[Records about charts and figures]
——
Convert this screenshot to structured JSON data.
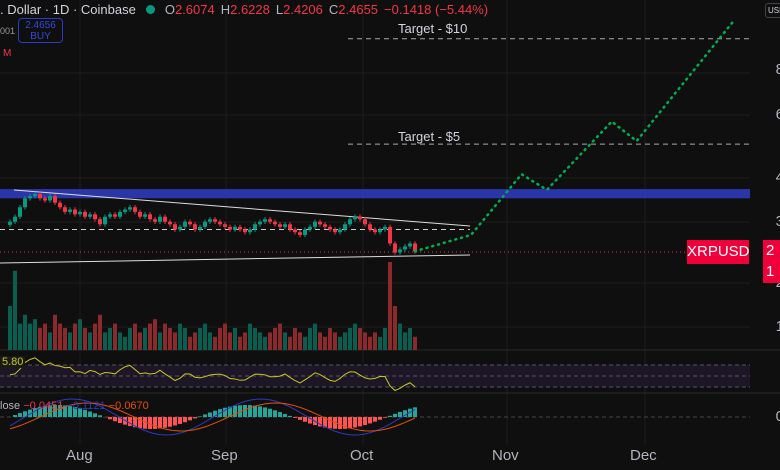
{
  "header": {
    "title": ". Dollar · 1D · Coinbase",
    "o_label": "O",
    "o": "2.6074",
    "h_label": "H",
    "h": "2.6228",
    "l_label": "L",
    "l": "2.4206",
    "c_label": "C",
    "c": "2.4655",
    "change": "−0.1418 (−5.44%)"
  },
  "buy": {
    "price": "2.4656",
    "label": "BUY"
  },
  "side_labels": {
    "a": "001",
    "b": "M"
  },
  "symbol_tag": "XRPUSD",
  "price_tag": [
    "2",
    "1"
  ],
  "currency_button": "USD",
  "axis": {
    "price_ticks": [
      "8",
      "6",
      "4",
      "3",
      "2",
      "1"
    ],
    "macd_tick": "0"
  },
  "months": [
    "Aug",
    "Sep",
    "Oct",
    "Nov",
    "Dec"
  ],
  "targets": [
    {
      "label": "Target - $10",
      "price": 10
    },
    {
      "label": "Target - $5",
      "price": 5
    }
  ],
  "rsi": {
    "value": "5.80"
  },
  "macd": {
    "label": "lose",
    "v1": "−0.0451",
    "v2": "−0.1121",
    "v3": "−0.0670"
  },
  "colors": {
    "up": "#089981",
    "down": "#f23645",
    "zone": "#2a35a8",
    "proj": "#00b050"
  },
  "chart_data": {
    "type": "candlestick",
    "scale": "log",
    "zone": [
      3.5,
      3.72
    ],
    "dashed_level": 2.85,
    "closes": [
      3.0,
      3.1,
      3.3,
      3.5,
      3.55,
      3.6,
      3.5,
      3.45,
      3.55,
      3.4,
      3.3,
      3.2,
      3.25,
      3.15,
      3.2,
      3.1,
      3.15,
      3.05,
      2.95,
      3.1,
      3.15,
      3.1,
      3.2,
      3.25,
      3.3,
      3.2,
      3.1,
      3.15,
      3.05,
      3.0,
      3.1,
      3.0,
      2.95,
      2.85,
      2.9,
      3.0,
      2.95,
      2.85,
      2.9,
      3.0,
      3.05,
      3.0,
      2.95,
      2.9,
      2.85,
      2.9,
      2.85,
      2.8,
      2.85,
      2.95,
      3.0,
      3.05,
      3.0,
      2.95,
      2.9,
      2.95,
      2.85,
      2.8,
      2.75,
      2.85,
      2.9,
      3.0,
      2.95,
      2.9,
      2.85,
      2.8,
      2.85,
      2.95,
      3.05,
      3.1,
      3.05,
      2.95,
      2.85,
      2.8,
      2.85,
      2.9,
      2.6,
      2.45,
      2.5,
      2.55,
      2.6,
      2.47
    ],
    "volumes": [
      0.5,
      0.9,
      0.3,
      0.4,
      0.3,
      0.35,
      0.25,
      0.3,
      0.2,
      0.4,
      0.3,
      0.25,
      0.2,
      0.3,
      0.35,
      0.25,
      0.2,
      0.3,
      0.4,
      0.2,
      0.25,
      0.3,
      0.2,
      0.15,
      0.25,
      0.3,
      0.2,
      0.25,
      0.3,
      0.35,
      0.2,
      0.3,
      0.25,
      0.2,
      0.3,
      0.25,
      0.15,
      0.2,
      0.25,
      0.3,
      0.2,
      0.15,
      0.25,
      0.3,
      0.2,
      0.25,
      0.15,
      0.2,
      0.3,
      0.25,
      0.2,
      0.15,
      0.2,
      0.25,
      0.3,
      0.2,
      0.15,
      0.25,
      0.2,
      0.15,
      0.25,
      0.3,
      0.2,
      0.15,
      0.25,
      0.2,
      0.15,
      0.2,
      0.25,
      0.3,
      0.25,
      0.2,
      0.15,
      0.2,
      0.15,
      0.25,
      1.0,
      0.5,
      0.3,
      0.2,
      0.25,
      0.15
    ],
    "projection": [
      [
        85,
        2.75
      ],
      [
        96,
        4.1
      ],
      [
        101.5,
        3.7
      ],
      [
        115.6,
        5.8
      ],
      [
        121,
        5.1
      ],
      [
        142,
        11.2
      ]
    ]
  }
}
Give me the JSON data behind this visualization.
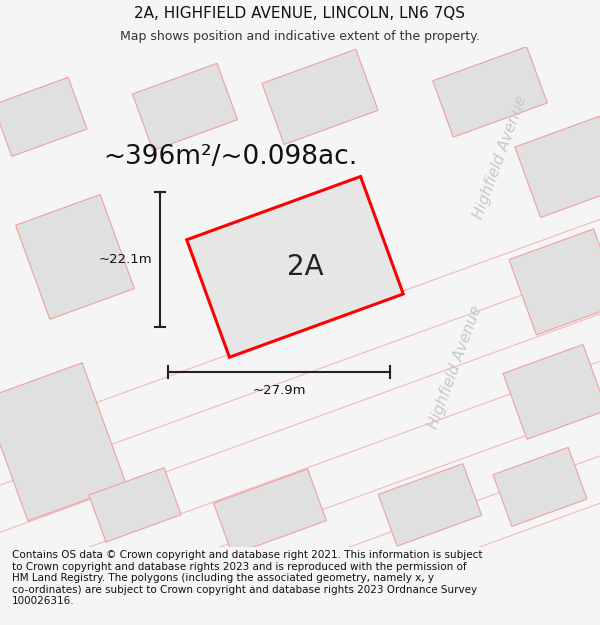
{
  "title": "2A, HIGHFIELD AVENUE, LINCOLN, LN6 7QS",
  "subtitle": "Map shows position and indicative extent of the property.",
  "area_text": "~396m²/~0.098ac.",
  "label_2a": "2A",
  "dim_width": "~27.9m",
  "dim_height": "~22.1m",
  "street_label": "Highfield Avenue",
  "footer": "Contains OS data © Crown copyright and database right 2021. This information is subject\nto Crown copyright and database rights 2023 and is reproduced with the permission of\nHM Land Registry. The polygons (including the associated geometry, namely x, y\nco-ordinates) are subject to Crown copyright and database rights 2023 Ordnance Survey\n100026316.",
  "bg_color": "#f5f5f5",
  "map_bg": "#ffffff",
  "plot_fill": "#e6e6e6",
  "plot_edge": "#ff0000",
  "nearby_fill": "#e0e0e0",
  "nearby_edge": "#f0a0a0",
  "dim_line_color": "#222222",
  "street_text_color": "#c8c8c8",
  "title_fontsize": 11,
  "subtitle_fontsize": 9,
  "area_fontsize": 19,
  "label_fontsize": 20,
  "dim_fontsize": 9.5,
  "street_fontsize": 11,
  "footer_fontsize": 7.5,
  "tilt": 20
}
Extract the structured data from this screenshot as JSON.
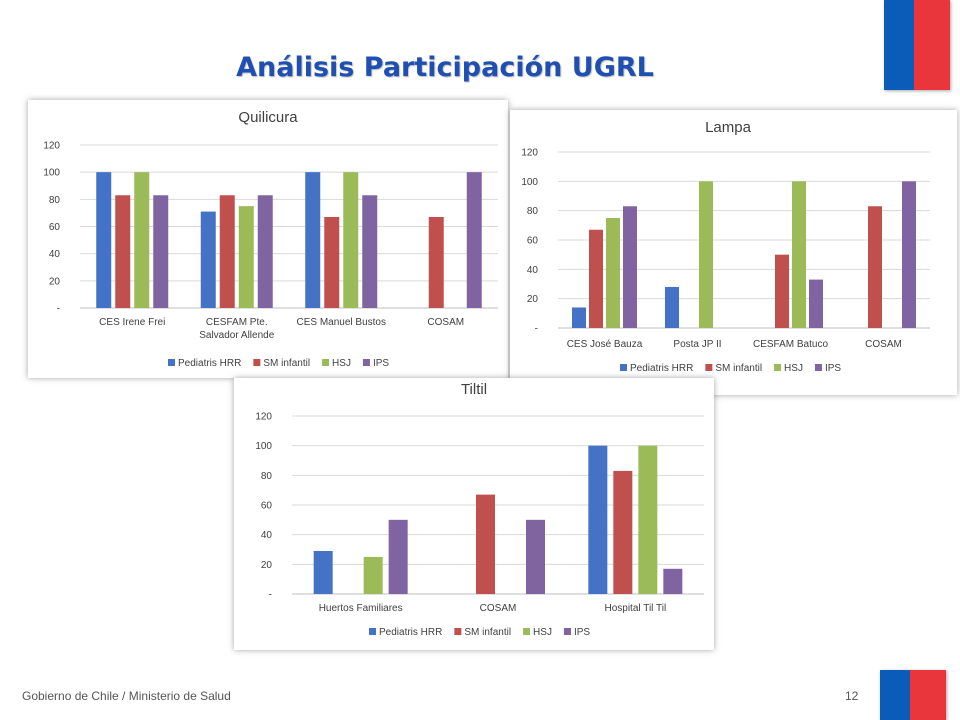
{
  "slide": {
    "title": "Análisis Participación  UGRL",
    "footer": "Gobierno de Chile / Ministerio de Salud",
    "page_number": "12"
  },
  "colors": {
    "title": "#1f4fb0",
    "flag_blue": "#0a5cb8",
    "flag_red": "#e8363c"
  },
  "chart_data": [
    {
      "type": "bar",
      "title": "Quilicura",
      "categories": [
        [
          "CES Irene Frei"
        ],
        [
          "CESFAM Pte.",
          "Salvador Allende"
        ],
        [
          "CES Manuel Bustos"
        ],
        [
          "COSAM"
        ]
      ],
      "series": [
        {
          "name": "Pediatris HRR",
          "color": "#4472c4",
          "values": [
            100,
            71,
            100,
            null
          ]
        },
        {
          "name": "SM infantil",
          "color": "#c0504d",
          "values": [
            83,
            83,
            67,
            67
          ]
        },
        {
          "name": "HSJ",
          "color": "#9bbb59",
          "values": [
            100,
            75,
            100,
            null
          ]
        },
        {
          "name": "IPS",
          "color": "#8064a2",
          "values": [
            83,
            83,
            83,
            100
          ]
        }
      ],
      "y_ticks": [
        "-",
        "20",
        "40",
        "60",
        "80",
        "100",
        "120"
      ],
      "ylim": [
        0,
        120
      ],
      "grid": true,
      "legend_position": "bottom"
    },
    {
      "type": "bar",
      "title": "Lampa",
      "categories": [
        [
          "CES José Bauza"
        ],
        [
          "Posta JP II"
        ],
        [
          "CESFAM Batuco"
        ],
        [
          "COSAM"
        ]
      ],
      "series": [
        {
          "name": "Pediatris HRR",
          "color": "#4472c4",
          "values": [
            14,
            28,
            null,
            null
          ]
        },
        {
          "name": "SM infantil",
          "color": "#c0504d",
          "values": [
            67,
            null,
            50,
            83
          ]
        },
        {
          "name": "HSJ",
          "color": "#9bbb59",
          "values": [
            75,
            100,
            100,
            null
          ]
        },
        {
          "name": "IPS",
          "color": "#8064a2",
          "values": [
            83,
            null,
            33,
            100
          ]
        }
      ],
      "y_ticks": [
        "-",
        "20",
        "40",
        "60",
        "80",
        "100",
        "120"
      ],
      "ylim": [
        0,
        120
      ],
      "grid": true,
      "legend_position": "bottom"
    },
    {
      "type": "bar",
      "title": "Tiltil",
      "categories": [
        [
          "Huertos Familiares"
        ],
        [
          "COSAM"
        ],
        [
          "Hospital Til Til"
        ]
      ],
      "series": [
        {
          "name": "Pediatris HRR",
          "color": "#4472c4",
          "values": [
            29,
            null,
            100
          ]
        },
        {
          "name": "SM infantil",
          "color": "#c0504d",
          "values": [
            null,
            67,
            83
          ]
        },
        {
          "name": "HSJ",
          "color": "#9bbb59",
          "values": [
            25,
            null,
            100
          ]
        },
        {
          "name": "IPS",
          "color": "#8064a2",
          "values": [
            50,
            50,
            17
          ]
        }
      ],
      "y_ticks": [
        "-",
        "20",
        "40",
        "60",
        "80",
        "100",
        "120"
      ],
      "ylim": [
        0,
        120
      ],
      "grid": true,
      "legend_position": "bottom"
    }
  ]
}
——
### PROBLEM STATEMENT
Find the string "structured" in the records, then copy each line where it occurs.

### TASK RESPONSE
Convert this screenshot to structured JSON data.
Extract the structured data from this screenshot as JSON.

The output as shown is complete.